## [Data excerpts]
________________
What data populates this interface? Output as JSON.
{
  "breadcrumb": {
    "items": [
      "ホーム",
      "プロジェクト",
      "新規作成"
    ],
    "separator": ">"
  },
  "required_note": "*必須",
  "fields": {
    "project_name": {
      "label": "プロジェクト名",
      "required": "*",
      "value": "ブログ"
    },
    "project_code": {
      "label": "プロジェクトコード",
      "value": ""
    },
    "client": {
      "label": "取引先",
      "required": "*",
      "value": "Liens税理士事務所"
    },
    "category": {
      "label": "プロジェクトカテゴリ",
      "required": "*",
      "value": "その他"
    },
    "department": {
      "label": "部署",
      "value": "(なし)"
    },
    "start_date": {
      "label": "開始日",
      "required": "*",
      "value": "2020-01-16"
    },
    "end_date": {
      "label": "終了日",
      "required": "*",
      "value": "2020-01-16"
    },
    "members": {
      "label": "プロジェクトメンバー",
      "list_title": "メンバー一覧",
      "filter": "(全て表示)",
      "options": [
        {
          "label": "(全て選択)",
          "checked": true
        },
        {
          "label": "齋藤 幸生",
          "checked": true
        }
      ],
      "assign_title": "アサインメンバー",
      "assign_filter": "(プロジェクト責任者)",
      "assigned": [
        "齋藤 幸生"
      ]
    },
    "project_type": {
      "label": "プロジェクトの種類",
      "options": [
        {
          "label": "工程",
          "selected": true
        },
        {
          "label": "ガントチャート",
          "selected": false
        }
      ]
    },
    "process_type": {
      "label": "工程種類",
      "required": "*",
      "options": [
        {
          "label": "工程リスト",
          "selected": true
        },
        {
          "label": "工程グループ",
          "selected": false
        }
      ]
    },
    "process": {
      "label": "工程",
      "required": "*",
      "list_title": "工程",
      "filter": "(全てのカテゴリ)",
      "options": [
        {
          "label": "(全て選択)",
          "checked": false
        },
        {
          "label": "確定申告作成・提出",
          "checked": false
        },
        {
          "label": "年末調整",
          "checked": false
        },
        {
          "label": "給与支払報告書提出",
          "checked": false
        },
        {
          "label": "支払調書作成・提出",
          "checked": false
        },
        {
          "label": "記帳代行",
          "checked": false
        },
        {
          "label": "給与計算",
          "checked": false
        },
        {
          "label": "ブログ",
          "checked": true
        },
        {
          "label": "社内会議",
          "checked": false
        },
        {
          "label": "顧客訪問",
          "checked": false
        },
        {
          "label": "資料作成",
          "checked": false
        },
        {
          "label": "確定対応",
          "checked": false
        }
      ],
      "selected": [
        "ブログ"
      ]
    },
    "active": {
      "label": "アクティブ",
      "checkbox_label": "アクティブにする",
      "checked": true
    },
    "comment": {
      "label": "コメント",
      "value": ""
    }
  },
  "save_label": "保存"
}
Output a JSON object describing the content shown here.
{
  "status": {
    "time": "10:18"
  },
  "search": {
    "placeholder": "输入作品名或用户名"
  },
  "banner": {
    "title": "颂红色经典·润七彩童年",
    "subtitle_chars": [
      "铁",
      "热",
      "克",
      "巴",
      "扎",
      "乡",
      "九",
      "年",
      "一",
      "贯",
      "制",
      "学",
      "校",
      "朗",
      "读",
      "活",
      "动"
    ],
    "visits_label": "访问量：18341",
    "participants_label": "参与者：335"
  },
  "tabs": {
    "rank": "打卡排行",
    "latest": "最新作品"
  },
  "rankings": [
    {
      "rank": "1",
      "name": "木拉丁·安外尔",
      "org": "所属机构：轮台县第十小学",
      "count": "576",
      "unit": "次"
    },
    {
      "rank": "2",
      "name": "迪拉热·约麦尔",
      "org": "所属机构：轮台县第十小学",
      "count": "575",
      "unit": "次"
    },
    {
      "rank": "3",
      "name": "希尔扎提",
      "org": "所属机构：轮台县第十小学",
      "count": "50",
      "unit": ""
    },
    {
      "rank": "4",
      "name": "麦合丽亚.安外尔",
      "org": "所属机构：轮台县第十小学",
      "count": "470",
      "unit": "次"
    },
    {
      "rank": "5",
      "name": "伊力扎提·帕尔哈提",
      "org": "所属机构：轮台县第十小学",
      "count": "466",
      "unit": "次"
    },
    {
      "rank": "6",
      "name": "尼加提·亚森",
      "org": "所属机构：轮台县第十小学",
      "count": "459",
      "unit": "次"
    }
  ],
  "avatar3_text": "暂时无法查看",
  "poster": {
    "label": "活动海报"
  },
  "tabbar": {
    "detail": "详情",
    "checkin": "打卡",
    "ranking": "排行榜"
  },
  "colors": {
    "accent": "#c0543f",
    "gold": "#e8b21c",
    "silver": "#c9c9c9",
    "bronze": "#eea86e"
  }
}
________________
## [Task brief]
Make an exact copy of every line in the data.

## [Solution below]
What data populates this interface? Output as JSON.
{
  "breadcrumb": {
    "items": [
      "ホーム",
      "プロジェクト",
      "新規作成"
    ],
    "separator": ">"
  },
  "required_note": "*必須",
  "fields": {
    "project_name": {
      "label": "プロジェクト名",
      "required": "*",
      "value": "ブログ"
    },
    "project_code": {
      "label": "プロジェクトコード",
      "value": ""
    },
    "client": {
      "label": "取引先",
      "required": "*",
      "value": "Liens税理士事務所"
    },
    "category": {
      "label": "プロジェクトカテゴリ",
      "required": "*",
      "value": "その他"
    },
    "department": {
      "label": "部署",
      "value": "(なし)"
    },
    "start_date": {
      "label": "開始日",
      "required": "*",
      "value": "2020-01-16"
    },
    "end_date": {
      "label": "終了日",
      "required": "*",
      "value": "2020-01-16"
    },
    "members": {
      "label": "プロジェクトメンバー",
      "list_title": "メンバー一覧",
      "filter": "(全て表示)",
      "options": [
        {
          "label": "(全て選択)",
          "checked": true
        },
        {
          "label": "齋藤 幸生",
          "checked": true
        }
      ],
      "assign_title": "アサインメンバー",
      "assign_filter": "(プロジェクト責任者)",
      "assigned": [
        "齋藤 幸生"
      ]
    },
    "project_type": {
      "label": "プロジェクトの種類",
      "options": [
        {
          "label": "工程",
          "selected": true
        },
        {
          "label": "ガントチャート",
          "selected": false
        }
      ]
    },
    "process_type": {
      "label": "工程種類",
      "required": "*",
      "options": [
        {
          "label": "工程リスト",
          "selected": true
        },
        {
          "label": "工程グループ",
          "selected": false
        }
      ]
    },
    "process": {
      "label": "工程",
      "required": "*",
      "list_title": "工程",
      "filter": "(全てのカテゴリ)",
      "options": [
        {
          "label": "(全て選択)",
          "checked": false
        },
        {
          "label": "確定申告作成・提出",
          "checked": false
        },
        {
          "label": "年末調整",
          "checked": false
        },
        {
          "label": "給与支払報告書提出",
          "checked": false
        },
        {
          "label": "支払調書作成・提出",
          "checked": false
        },
        {
          "label": "記帳代行",
          "checked": false
        },
        {
          "label": "給与計算",
          "checked": false
        },
        {
          "label": "ブログ",
          "checked": true
        },
        {
          "label": "社内会議",
          "checked": false
        },
        {
          "label": "顧客訪問",
          "checked": false
        },
        {
          "label": "資料作成",
          "checked": false
        },
        {
          "label": "確定対応",
          "checked": false
        }
      ],
      "selected": [
        "ブログ"
      ]
    },
    "active": {
      "label": "アクティブ",
      "checkbox_label": "アクティブにする",
      "checked": true
    },
    "comment": {
      "label": "コメント",
      "value": ""
    }
  },
  "save_label": "保存"
}
Output a JSON object describing the content shown here.
{
  "status": {
    "time": "10:18"
  },
  "search": {
    "placeholder": "输入作品名或用户名"
  },
  "banner": {
    "title": "颂红色经典·润七彩童年",
    "subtitle_chars": [
      "铁",
      "热",
      "克",
      "巴",
      "扎",
      "乡",
      "九",
      "年",
      "一",
      "贯",
      "制",
      "学",
      "校",
      "朗",
      "读",
      "活",
      "动"
    ],
    "visits_label": "访问量：18341",
    "participants_label": "参与者：335"
  },
  "tabs": {
    "rank": "打卡排行",
    "latest": "最新作品"
  },
  "rankings": [
    {
      "rank": "1",
      "name": "木拉丁·安外尔",
      "org": "所属机构：轮台县第十小学",
      "count": "576",
      "unit": "次"
    },
    {
      "rank": "2",
      "name": "迪拉热·约麦尔",
      "org": "所属机构：轮台县第十小学",
      "count": "575",
      "unit": "次"
    },
    {
      "rank": "3",
      "name": "希尔扎提",
      "org": "所属机构：轮台县第十小学",
      "count": "50",
      "unit": ""
    },
    {
      "rank": "4",
      "name": "麦合丽亚.安外尔",
      "org": "所属机构：轮台县第十小学",
      "count": "470",
      "unit": "次"
    },
    {
      "rank": "5",
      "name": "伊力扎提·帕尔哈提",
      "org": "所属机构：轮台县第十小学",
      "count": "466",
      "unit": "次"
    },
    {
      "rank": "6",
      "name": "尼加提·亚森",
      "org": "所属机构：轮台县第十小学",
      "count": "459",
      "unit": "次"
    }
  ],
  "avatar3_text": "暂时无法查看",
  "poster": {
    "label": "活动海报"
  },
  "tabbar": {
    "detail": "详情",
    "checkin": "打卡",
    "ranking": "排行榜"
  },
  "colors": {
    "accent": "#c0543f",
    "gold": "#e8b21c",
    "silver": "#c9c9c9",
    "bronze": "#eea86e"
  }
}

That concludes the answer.